> **What the exercise asks**: For each line of the data below that holds "присваиваются", copy the line.

> **Data for the task**:
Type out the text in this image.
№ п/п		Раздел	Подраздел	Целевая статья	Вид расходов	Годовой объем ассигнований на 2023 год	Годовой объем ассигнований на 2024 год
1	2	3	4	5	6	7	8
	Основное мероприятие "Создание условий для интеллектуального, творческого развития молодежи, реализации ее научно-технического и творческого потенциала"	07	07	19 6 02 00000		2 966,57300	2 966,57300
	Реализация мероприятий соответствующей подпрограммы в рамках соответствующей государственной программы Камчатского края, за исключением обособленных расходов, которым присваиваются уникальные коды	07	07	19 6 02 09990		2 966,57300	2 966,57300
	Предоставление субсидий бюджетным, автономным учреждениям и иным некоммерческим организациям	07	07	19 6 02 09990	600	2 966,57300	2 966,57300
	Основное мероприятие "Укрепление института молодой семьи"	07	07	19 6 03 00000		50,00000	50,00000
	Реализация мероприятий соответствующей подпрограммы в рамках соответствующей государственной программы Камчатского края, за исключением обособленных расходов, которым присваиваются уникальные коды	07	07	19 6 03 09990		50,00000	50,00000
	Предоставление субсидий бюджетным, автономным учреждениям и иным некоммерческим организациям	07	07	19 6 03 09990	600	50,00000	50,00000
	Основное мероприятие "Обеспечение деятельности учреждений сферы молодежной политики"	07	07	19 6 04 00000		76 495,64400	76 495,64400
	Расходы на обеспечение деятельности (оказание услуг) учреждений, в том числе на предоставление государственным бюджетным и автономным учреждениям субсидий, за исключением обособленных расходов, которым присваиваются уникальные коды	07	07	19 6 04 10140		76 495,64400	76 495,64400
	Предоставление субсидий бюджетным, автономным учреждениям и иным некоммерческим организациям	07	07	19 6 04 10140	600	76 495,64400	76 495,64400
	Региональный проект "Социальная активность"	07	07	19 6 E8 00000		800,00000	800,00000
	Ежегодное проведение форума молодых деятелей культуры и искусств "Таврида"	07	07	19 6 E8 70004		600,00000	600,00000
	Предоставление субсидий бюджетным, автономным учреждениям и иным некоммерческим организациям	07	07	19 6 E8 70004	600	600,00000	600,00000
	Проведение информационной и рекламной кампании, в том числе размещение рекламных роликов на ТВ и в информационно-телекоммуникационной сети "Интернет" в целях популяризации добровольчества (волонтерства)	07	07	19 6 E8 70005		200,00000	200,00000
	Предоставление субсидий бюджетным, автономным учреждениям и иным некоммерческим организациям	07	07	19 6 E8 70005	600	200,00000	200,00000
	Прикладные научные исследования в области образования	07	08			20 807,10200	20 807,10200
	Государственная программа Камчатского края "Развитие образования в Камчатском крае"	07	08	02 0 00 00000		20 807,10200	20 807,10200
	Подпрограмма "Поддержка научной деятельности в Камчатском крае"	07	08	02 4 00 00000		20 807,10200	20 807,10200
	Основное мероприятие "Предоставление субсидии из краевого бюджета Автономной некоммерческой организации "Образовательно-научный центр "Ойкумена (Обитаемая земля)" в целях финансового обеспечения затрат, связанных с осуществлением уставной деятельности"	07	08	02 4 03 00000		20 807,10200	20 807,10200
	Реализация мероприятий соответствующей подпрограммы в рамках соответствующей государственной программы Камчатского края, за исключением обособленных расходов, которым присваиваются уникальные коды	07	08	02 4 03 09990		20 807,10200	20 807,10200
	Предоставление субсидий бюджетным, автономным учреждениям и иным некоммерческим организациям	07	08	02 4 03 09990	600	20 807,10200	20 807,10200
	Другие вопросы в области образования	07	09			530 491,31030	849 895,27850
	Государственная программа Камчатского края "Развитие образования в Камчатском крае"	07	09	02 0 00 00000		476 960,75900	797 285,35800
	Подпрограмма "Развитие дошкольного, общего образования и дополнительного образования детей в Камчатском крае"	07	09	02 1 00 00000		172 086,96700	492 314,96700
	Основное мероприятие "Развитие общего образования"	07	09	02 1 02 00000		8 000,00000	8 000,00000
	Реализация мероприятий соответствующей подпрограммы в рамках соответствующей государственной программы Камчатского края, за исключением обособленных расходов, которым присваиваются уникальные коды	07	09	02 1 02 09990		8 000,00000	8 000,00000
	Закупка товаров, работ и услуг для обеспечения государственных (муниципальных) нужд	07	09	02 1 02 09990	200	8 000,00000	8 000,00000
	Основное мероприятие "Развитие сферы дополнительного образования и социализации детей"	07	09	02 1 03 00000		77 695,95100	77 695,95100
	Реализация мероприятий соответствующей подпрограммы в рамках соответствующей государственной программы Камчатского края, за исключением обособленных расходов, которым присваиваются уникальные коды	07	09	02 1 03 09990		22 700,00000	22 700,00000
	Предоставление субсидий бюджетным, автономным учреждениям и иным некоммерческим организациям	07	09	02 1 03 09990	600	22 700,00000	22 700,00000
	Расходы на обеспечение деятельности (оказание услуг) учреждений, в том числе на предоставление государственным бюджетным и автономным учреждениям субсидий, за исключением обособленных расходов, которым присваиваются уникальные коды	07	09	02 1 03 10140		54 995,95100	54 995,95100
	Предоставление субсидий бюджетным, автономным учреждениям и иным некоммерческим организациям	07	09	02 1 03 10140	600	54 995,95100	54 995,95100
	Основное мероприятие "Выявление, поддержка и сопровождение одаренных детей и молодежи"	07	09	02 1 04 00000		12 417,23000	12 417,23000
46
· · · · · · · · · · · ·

> **Written solution**:
	Реализация мероприятий соответствующей подпрограммы в рамках соответствующей государственной программы Камчатского края, за исключением обособленных расходов, которым присваиваются уникальные коды	07	07	19 6 02 09990		2 966,57300	2 966,57300
	Реализация мероприятий соответствующей подпрограммы в рамках соответствующей государственной программы Камчатского края, за исключением обособленных расходов, которым присваиваются уникальные коды	07	07	19 6 03 09990		50,00000	50,00000
	Расходы на обеспечение деятельности (оказание услуг) учреждений, в том числе на предоставление государственным бюджетным и автономным учреждениям субсидий, за исключением обособленных расходов, которым присваиваются уникальные коды	07	07	19 6 04 10140		76 495,64400	76 495,64400
	Реализация мероприятий соответствующей подпрограммы в рамках соответствующей государственной программы Камчатского края, за исключением обособленных расходов, которым присваиваются уникальные коды	07	08	02 4 03 09990		20 807,10200	20 807,10200
	Реализация мероприятий соответствующей подпрограммы в рамках соответствующей государственной программы Камчатского края, за исключением обособленных расходов, которым присваиваются уникальные коды	07	09	02 1 02 09990		8 000,00000	8 000,00000
	Реализация мероприятий соответствующей подпрограммы в рамках соответствующей государственной программы Камчатского края, за исключением обособленных расходов, которым присваиваются уникальные коды	07	09	02 1 03 09990		22 700,00000	22 700,00000
	Расходы на обеспечение деятельности (оказание услуг) учреждений, в том числе на предоставление государственным бюджетным и автономным учреждениям субсидий, за исключением обособленных расходов, которым присваиваются уникальные коды	07	09	02 1 03 10140		54 995,95100	54 995,95100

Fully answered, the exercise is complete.